Entries of boxed elements:
%%
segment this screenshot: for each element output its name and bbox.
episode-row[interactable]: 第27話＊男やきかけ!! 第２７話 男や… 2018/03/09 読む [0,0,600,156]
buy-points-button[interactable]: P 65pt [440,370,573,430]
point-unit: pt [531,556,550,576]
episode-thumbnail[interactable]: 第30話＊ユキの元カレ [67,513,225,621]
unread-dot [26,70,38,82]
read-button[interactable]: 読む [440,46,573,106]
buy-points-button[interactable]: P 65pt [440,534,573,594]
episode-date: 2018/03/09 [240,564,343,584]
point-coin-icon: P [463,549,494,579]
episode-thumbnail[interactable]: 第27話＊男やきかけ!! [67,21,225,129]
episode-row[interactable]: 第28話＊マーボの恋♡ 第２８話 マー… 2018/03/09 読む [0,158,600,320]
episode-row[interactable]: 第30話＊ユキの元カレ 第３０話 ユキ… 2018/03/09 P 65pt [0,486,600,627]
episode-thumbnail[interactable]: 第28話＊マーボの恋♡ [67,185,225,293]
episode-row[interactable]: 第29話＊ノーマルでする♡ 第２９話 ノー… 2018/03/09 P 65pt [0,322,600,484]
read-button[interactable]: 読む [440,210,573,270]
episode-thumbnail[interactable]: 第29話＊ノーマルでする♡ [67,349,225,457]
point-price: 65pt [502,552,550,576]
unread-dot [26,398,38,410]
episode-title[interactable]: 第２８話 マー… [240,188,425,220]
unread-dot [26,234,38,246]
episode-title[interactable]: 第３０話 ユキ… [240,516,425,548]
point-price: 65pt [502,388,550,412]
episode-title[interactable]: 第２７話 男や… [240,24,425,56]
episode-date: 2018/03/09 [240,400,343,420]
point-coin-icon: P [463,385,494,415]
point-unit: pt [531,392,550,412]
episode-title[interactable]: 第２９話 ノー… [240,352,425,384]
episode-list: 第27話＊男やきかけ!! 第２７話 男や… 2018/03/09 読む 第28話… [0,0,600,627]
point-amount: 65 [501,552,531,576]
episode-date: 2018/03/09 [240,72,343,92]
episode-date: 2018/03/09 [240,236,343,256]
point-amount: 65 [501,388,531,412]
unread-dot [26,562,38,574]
%%
• EXERCISE PROMPT:
Extract every line of the data above and reproduce each one verbatim, character for character.

• OUTPUT FOR THIS EXERCISE:
segment this screenshot: for each element output its name and bbox.
episode-row[interactable]: 第27話＊男やきかけ!! 第２７話 男や… 2018/03/09 読む [0,0,600,156]
buy-points-button[interactable]: P 65pt [440,370,573,430]
point-unit: pt [531,556,550,576]
episode-thumbnail[interactable]: 第30話＊ユキの元カレ [67,513,225,621]
unread-dot [26,70,38,82]
read-button[interactable]: 読む [440,46,573,106]
buy-points-button[interactable]: P 65pt [440,534,573,594]
episode-date: 2018/03/09 [240,564,343,584]
point-coin-icon: P [463,549,494,579]
episode-thumbnail[interactable]: 第27話＊男やきかけ!! [67,21,225,129]
episode-row[interactable]: 第28話＊マーボの恋♡ 第２８話 マー… 2018/03/09 読む [0,158,600,320]
episode-row[interactable]: 第30話＊ユキの元カレ 第３０話 ユキ… 2018/03/09 P 65pt [0,486,600,627]
episode-thumbnail[interactable]: 第28話＊マーボの恋♡ [67,185,225,293]
episode-row[interactable]: 第29話＊ノーマルでする♡ 第２９話 ノー… 2018/03/09 P 65pt [0,322,600,484]
read-button[interactable]: 読む [440,210,573,270]
episode-thumbnail[interactable]: 第29話＊ノーマルでする♡ [67,349,225,457]
point-price: 65pt [502,552,550,576]
unread-dot [26,398,38,410]
episode-title[interactable]: 第２８話 マー… [240,188,425,220]
unread-dot [26,234,38,246]
episode-title[interactable]: 第３０話 ユキ… [240,516,425,548]
point-price: 65pt [502,388,550,412]
episode-title[interactable]: 第２７話 男や… [240,24,425,56]
episode-date: 2018/03/09 [240,400,343,420]
point-coin-icon: P [463,385,494,415]
point-unit: pt [531,392,550,412]
episode-title[interactable]: 第２９話 ノー… [240,352,425,384]
episode-list: 第27話＊男やきかけ!! 第２７話 男や… 2018/03/09 読む 第28話… [0,0,600,627]
point-amount: 65 [501,552,531,576]
episode-date: 2018/03/09 [240,72,343,92]
episode-date: 2018/03/09 [240,236,343,256]
point-amount: 65 [501,388,531,412]
unread-dot [26,562,38,574]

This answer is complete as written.